[Spatial annotation entries]:
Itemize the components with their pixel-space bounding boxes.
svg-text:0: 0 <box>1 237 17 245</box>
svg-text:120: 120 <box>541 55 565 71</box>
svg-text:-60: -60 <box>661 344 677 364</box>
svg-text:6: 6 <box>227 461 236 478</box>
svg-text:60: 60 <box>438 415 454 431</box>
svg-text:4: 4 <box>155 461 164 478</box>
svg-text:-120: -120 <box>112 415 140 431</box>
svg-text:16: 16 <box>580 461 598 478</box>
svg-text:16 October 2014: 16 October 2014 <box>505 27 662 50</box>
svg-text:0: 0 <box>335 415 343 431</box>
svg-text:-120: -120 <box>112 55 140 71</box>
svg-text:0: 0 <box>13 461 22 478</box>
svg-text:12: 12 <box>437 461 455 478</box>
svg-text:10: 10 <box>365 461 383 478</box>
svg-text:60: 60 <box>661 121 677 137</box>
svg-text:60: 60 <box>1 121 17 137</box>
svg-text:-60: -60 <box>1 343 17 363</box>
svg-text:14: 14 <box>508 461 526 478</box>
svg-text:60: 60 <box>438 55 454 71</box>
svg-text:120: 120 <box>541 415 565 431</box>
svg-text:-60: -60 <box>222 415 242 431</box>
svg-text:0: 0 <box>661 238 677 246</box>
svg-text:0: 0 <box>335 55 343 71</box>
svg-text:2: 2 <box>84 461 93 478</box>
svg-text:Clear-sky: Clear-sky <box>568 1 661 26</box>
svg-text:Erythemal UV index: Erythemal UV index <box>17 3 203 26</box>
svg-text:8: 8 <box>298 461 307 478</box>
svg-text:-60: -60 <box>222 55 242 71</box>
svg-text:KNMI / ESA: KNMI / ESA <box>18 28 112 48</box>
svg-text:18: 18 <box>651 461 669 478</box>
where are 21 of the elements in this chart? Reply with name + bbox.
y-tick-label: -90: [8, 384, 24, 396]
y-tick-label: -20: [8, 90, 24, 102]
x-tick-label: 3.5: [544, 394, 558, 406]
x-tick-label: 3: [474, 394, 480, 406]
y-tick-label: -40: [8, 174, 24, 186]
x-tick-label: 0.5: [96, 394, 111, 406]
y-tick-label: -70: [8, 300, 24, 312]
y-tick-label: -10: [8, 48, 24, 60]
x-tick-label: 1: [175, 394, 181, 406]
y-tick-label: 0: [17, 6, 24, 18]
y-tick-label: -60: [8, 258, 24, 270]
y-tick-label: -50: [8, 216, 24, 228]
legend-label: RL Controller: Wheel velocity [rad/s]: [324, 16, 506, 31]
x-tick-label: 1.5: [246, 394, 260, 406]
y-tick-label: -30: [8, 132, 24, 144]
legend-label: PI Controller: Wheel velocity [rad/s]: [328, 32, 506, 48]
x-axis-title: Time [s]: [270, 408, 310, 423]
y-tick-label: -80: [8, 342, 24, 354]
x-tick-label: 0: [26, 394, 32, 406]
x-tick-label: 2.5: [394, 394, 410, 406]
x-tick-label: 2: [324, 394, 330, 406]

[REQUIREMENT]:
Can you reproduce every one of the rows above word for word, with nothing changed?

[REPLY]:
Itemize the components with their pixel-space bounding boxes.
svg-text:0: 0 <box>1 237 17 245</box>
svg-text:120: 120 <box>541 55 565 71</box>
svg-text:-60: -60 <box>661 344 677 364</box>
svg-text:6: 6 <box>227 461 236 478</box>
svg-text:60: 60 <box>438 415 454 431</box>
svg-text:4: 4 <box>155 461 164 478</box>
svg-text:-120: -120 <box>112 415 140 431</box>
svg-text:16: 16 <box>580 461 598 478</box>
svg-text:16 October 2014: 16 October 2014 <box>505 27 662 50</box>
svg-text:0: 0 <box>335 415 343 431</box>
svg-text:-120: -120 <box>112 55 140 71</box>
svg-text:0: 0 <box>13 461 22 478</box>
svg-text:12: 12 <box>437 461 455 478</box>
svg-text:10: 10 <box>365 461 383 478</box>
svg-text:60: 60 <box>661 121 677 137</box>
svg-text:60: 60 <box>1 121 17 137</box>
svg-text:-60: -60 <box>1 343 17 363</box>
svg-text:14: 14 <box>508 461 526 478</box>
svg-text:60: 60 <box>438 55 454 71</box>
svg-text:120: 120 <box>541 415 565 431</box>
svg-text:-60: -60 <box>222 415 242 431</box>
svg-text:0: 0 <box>661 238 677 246</box>
svg-text:0: 0 <box>335 55 343 71</box>
svg-text:2: 2 <box>84 461 93 478</box>
svg-text:Clear-sky: Clear-sky <box>568 1 661 26</box>
svg-text:Erythemal UV index: Erythemal UV index <box>17 3 203 26</box>
svg-text:8: 8 <box>298 461 307 478</box>
svg-text:-60: -60 <box>222 55 242 71</box>
svg-text:KNMI / ESA: KNMI / ESA <box>18 28 112 48</box>
svg-text:18: 18 <box>651 461 669 478</box>
where are 21 of the elements in this chart? Reply with name + bbox.
y-tick-label: -90: [8, 384, 24, 396]
y-tick-label: -20: [8, 90, 24, 102]
x-tick-label: 3.5: [544, 394, 558, 406]
x-tick-label: 3: [474, 394, 480, 406]
y-tick-label: -40: [8, 174, 24, 186]
x-tick-label: 0.5: [96, 394, 111, 406]
y-tick-label: -70: [8, 300, 24, 312]
y-tick-label: -10: [8, 48, 24, 60]
x-tick-label: 1: [175, 394, 181, 406]
y-tick-label: 0: [17, 6, 24, 18]
y-tick-label: -60: [8, 258, 24, 270]
y-tick-label: -50: [8, 216, 24, 228]
legend-label: RL Controller: Wheel velocity [rad/s]: [324, 16, 506, 31]
x-tick-label: 1.5: [246, 394, 260, 406]
y-tick-label: -30: [8, 132, 24, 144]
legend-label: PI Controller: Wheel velocity [rad/s]: [328, 32, 506, 48]
x-axis-title: Time [s]: [270, 408, 310, 423]
y-tick-label: -80: [8, 342, 24, 354]
x-tick-label: 0: [26, 394, 32, 406]
x-tick-label: 2.5: [394, 394, 410, 406]
x-tick-label: 2: [324, 394, 330, 406]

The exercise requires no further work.